The exercise: Looking at the listing beneath, work out how many lines hold "this" and report only that figure.

::: Excerpted data :::

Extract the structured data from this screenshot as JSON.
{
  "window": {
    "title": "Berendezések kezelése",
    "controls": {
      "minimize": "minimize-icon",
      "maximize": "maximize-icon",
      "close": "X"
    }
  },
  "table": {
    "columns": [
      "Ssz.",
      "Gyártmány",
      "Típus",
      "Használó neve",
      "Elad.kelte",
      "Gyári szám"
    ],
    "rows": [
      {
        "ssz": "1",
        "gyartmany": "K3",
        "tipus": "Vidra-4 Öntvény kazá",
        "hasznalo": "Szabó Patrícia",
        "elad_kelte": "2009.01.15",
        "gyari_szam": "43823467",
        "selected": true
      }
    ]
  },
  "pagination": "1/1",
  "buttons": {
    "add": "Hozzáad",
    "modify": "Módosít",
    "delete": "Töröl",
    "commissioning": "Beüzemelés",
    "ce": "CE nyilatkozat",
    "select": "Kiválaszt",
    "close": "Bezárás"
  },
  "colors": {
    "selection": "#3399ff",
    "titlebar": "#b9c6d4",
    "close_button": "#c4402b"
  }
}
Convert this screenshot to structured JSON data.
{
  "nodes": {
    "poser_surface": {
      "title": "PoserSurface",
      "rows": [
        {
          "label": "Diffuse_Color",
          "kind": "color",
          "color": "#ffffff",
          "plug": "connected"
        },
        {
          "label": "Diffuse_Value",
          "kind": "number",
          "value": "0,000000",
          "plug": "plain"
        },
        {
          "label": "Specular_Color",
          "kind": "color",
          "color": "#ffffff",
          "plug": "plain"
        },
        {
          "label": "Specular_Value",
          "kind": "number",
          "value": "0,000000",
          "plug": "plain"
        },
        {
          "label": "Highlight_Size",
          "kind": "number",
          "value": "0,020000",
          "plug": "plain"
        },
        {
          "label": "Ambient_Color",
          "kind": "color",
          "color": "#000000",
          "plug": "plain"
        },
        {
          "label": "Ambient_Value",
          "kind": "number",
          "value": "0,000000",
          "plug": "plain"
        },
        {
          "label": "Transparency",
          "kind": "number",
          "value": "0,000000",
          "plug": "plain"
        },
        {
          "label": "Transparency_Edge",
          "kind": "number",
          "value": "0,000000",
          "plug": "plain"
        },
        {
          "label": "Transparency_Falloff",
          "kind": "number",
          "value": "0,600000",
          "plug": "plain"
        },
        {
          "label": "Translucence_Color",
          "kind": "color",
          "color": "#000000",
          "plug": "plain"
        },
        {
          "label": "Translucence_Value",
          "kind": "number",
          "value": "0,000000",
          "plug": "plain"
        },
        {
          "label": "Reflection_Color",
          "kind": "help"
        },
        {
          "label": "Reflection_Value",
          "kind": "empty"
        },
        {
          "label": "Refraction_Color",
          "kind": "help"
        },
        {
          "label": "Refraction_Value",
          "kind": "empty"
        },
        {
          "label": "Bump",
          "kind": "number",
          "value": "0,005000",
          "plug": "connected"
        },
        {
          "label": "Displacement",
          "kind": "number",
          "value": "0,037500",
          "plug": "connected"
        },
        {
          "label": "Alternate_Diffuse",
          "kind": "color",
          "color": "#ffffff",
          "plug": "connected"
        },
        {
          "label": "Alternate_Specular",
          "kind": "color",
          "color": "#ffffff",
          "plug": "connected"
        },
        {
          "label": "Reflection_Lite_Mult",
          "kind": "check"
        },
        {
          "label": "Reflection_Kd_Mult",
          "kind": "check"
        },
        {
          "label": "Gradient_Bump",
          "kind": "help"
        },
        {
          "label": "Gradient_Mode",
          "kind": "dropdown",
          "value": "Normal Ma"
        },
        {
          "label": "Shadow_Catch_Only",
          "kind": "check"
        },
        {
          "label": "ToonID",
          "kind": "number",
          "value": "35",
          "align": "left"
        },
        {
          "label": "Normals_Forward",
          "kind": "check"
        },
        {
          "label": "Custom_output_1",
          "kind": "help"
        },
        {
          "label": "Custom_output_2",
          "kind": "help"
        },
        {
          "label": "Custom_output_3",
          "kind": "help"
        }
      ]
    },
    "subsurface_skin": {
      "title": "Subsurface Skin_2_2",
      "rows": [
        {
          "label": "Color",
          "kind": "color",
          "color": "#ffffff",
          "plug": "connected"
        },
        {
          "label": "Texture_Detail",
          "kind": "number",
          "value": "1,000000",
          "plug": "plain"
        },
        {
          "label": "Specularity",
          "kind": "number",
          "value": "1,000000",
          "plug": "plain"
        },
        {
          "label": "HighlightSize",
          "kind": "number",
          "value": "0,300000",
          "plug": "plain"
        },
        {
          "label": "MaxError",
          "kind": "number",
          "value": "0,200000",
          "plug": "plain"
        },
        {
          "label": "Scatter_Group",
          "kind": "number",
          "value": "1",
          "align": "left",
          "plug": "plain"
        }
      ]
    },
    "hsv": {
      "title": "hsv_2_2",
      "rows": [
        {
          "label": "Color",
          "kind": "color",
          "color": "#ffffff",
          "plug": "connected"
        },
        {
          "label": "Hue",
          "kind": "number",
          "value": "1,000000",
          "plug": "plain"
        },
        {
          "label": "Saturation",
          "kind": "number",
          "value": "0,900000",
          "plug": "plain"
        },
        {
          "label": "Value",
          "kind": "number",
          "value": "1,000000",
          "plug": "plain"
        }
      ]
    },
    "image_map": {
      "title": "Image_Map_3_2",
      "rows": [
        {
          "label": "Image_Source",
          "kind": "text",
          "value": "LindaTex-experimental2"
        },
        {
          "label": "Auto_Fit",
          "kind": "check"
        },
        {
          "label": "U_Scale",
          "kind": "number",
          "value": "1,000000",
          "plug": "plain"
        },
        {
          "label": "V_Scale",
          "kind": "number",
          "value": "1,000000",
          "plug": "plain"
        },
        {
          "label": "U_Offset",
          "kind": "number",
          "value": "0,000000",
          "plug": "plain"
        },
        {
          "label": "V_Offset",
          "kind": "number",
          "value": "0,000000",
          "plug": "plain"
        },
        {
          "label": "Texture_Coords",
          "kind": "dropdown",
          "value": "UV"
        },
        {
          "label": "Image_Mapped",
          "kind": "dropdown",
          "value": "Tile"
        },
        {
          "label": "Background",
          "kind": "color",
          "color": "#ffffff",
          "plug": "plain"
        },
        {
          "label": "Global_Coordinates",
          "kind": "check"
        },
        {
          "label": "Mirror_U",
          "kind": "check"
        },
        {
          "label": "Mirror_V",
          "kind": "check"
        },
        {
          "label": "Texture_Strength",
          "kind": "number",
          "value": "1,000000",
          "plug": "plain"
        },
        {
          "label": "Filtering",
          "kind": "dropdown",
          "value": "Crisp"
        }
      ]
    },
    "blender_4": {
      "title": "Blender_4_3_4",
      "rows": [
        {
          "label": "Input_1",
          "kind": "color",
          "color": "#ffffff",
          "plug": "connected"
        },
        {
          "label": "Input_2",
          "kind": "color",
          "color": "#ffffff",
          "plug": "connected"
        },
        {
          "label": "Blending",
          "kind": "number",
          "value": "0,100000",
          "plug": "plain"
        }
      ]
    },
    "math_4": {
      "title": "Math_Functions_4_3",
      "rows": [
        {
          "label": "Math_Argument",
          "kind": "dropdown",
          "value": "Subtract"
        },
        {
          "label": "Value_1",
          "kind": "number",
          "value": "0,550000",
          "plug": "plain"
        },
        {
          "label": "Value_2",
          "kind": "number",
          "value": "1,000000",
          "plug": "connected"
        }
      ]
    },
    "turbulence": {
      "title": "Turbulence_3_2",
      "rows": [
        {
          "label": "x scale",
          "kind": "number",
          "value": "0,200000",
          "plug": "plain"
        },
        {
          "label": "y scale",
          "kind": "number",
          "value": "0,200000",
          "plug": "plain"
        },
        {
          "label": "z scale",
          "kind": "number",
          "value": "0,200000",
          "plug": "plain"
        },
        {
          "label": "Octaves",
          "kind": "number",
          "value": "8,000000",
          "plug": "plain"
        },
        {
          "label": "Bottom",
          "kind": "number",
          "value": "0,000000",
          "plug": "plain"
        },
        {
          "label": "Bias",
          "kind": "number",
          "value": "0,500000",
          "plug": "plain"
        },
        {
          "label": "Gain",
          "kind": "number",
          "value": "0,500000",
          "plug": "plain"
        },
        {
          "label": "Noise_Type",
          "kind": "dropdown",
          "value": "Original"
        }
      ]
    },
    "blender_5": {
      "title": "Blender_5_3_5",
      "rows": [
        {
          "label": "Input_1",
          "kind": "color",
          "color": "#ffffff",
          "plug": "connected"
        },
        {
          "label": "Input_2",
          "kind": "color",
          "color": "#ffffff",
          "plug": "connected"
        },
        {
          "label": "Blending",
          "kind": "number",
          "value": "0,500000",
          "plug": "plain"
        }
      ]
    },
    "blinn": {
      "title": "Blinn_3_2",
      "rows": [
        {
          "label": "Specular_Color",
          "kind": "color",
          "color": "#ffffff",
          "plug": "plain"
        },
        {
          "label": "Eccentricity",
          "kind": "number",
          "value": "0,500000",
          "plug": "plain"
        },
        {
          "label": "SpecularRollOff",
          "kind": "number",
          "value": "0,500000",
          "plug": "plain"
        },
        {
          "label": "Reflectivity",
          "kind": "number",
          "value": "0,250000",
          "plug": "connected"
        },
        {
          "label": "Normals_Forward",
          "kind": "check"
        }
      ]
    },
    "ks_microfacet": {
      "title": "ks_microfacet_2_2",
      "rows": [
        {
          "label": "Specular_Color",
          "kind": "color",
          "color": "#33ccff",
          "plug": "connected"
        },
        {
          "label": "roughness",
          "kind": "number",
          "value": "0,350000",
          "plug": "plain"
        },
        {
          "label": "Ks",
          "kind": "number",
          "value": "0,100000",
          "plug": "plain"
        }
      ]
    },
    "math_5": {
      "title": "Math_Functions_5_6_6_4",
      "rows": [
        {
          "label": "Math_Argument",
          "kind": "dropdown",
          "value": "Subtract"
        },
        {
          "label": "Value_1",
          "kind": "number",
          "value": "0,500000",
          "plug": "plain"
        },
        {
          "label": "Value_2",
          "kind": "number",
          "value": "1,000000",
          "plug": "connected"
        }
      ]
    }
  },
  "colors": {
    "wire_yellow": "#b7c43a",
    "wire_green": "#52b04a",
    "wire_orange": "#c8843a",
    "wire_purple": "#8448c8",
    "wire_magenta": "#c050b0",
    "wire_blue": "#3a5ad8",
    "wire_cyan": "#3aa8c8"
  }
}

:::

Exercise output: 2